• **JOB**:
Retype the material that follows, keeping every word as it is.

• **Stored entries**:
══════════

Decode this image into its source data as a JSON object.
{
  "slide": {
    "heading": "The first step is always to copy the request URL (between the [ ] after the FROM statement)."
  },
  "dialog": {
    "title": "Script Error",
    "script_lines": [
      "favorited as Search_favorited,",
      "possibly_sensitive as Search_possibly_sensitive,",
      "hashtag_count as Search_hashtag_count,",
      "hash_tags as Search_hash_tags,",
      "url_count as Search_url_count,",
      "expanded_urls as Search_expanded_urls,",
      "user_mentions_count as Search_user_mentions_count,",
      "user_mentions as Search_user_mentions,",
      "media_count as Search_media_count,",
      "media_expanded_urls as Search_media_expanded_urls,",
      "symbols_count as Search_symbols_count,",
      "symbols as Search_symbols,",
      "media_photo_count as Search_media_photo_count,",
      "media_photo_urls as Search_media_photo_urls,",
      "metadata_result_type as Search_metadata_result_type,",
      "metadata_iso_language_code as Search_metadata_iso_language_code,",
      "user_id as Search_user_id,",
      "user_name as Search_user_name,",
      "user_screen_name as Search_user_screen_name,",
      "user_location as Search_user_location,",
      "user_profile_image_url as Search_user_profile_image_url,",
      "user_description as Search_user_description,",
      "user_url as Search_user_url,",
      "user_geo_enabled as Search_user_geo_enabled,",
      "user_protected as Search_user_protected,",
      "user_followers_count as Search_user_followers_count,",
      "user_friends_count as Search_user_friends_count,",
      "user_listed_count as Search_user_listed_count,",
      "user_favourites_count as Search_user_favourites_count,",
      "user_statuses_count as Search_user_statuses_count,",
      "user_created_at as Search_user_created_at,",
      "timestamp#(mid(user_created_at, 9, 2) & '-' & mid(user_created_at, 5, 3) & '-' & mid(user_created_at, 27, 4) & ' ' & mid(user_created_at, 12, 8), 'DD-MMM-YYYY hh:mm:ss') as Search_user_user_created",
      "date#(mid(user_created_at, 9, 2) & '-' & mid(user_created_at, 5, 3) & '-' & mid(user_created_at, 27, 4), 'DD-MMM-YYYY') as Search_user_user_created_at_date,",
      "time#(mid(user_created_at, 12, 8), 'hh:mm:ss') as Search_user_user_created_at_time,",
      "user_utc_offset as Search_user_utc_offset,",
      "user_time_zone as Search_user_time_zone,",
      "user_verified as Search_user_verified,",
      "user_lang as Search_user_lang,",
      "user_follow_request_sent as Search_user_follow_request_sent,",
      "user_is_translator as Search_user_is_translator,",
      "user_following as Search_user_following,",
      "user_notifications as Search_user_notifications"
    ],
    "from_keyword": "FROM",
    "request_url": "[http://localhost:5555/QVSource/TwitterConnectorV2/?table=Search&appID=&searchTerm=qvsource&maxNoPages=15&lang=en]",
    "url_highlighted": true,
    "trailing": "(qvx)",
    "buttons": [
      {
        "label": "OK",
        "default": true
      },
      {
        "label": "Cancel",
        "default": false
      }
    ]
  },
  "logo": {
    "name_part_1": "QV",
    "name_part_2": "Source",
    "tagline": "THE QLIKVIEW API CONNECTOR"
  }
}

══════════

• **EXERCISE RESULT**:
Decode this image into its source data as a JSON object.
{
  "slide": {
    "heading": "The first step is always to copy the request URL (between the [ ] after the FROM statement)."
  },
  "dialog": {
    "title": "Script Error",
    "script_lines": [
      "favorited as Search_favorited,",
      "possibly_sensitive as Search_possibly_sensitive,",
      "hashtag_count as Search_hashtag_count,",
      "hash_tags as Search_hash_tags,",
      "url_count as Search_url_count,",
      "expanded_urls as Search_expanded_urls,",
      "user_mentions_count as Search_user_mentions_count,",
      "user_mentions as Search_user_mentions,",
      "media_count as Search_media_count,",
      "media_expanded_urls as Search_media_expanded_urls,",
      "symbols_count as Search_symbols_count,",
      "symbols as Search_symbols,",
      "media_photo_count as Search_media_photo_count,",
      "media_photo_urls as Search_media_photo_urls,",
      "metadata_result_type as Search_metadata_result_type,",
      "metadata_iso_language_code as Search_metadata_iso_language_code,",
      "user_id as Search_user_id,",
      "user_name as Search_user_name,",
      "user_screen_name as Search_user_screen_name,",
      "user_location as Search_user_location,",
      "user_profile_image_url as Search_user_profile_image_url,",
      "user_description as Search_user_description,",
      "user_url as Search_user_url,",
      "user_geo_enabled as Search_user_geo_enabled,",
      "user_protected as Search_user_protected,",
      "user_followers_count as Search_user_followers_count,",
      "user_friends_count as Search_user_friends_count,",
      "user_listed_count as Search_user_listed_count,",
      "user_favourites_count as Search_user_favourites_count,",
      "user_statuses_count as Search_user_statuses_count,",
      "user_created_at as Search_user_created_at,",
      "timestamp#(mid(user_created_at, 9, 2) & '-' & mid(user_created_at, 5, 3) & '-' & mid(user_created_at, 27, 4) & ' ' & mid(user_created_at, 12, 8), 'DD-MMM-YYYY hh:mm:ss') as Search_user_user_created",
      "date#(mid(user_created_at, 9, 2) & '-' & mid(user_created_at, 5, 3) & '-' & mid(user_created_at, 27, 4), 'DD-MMM-YYYY') as Search_user_user_created_at_date,",
      "time#(mid(user_created_at, 12, 8), 'hh:mm:ss') as Search_user_user_created_at_time,",
      "user_utc_offset as Search_user_utc_offset,",
      "user_time_zone as Search_user_time_zone,",
      "user_verified as Search_user_verified,",
      "user_lang as Search_user_lang,",
      "user_follow_request_sent as Search_user_follow_request_sent,",
      "user_is_translator as Search_user_is_translator,",
      "user_following as Search_user_following,",
      "user_notifications as Search_user_notifications"
    ],
    "from_keyword": "FROM",
    "request_url": "[http://localhost:5555/QVSource/TwitterConnectorV2/?table=Search&appID=&searchTerm=qvsource&maxNoPages=15&lang=en]",
    "url_highlighted": true,
    "trailing": "(qvx)",
    "buttons": [
      {
        "label": "OK",
        "default": true
      },
      {
        "label": "Cancel",
        "default": false
      }
    ]
  },
  "logo": {
    "name_part_1": "QV",
    "name_part_2": "Source",
    "tagline": "THE QLIKVIEW API CONNECTOR"
  }
}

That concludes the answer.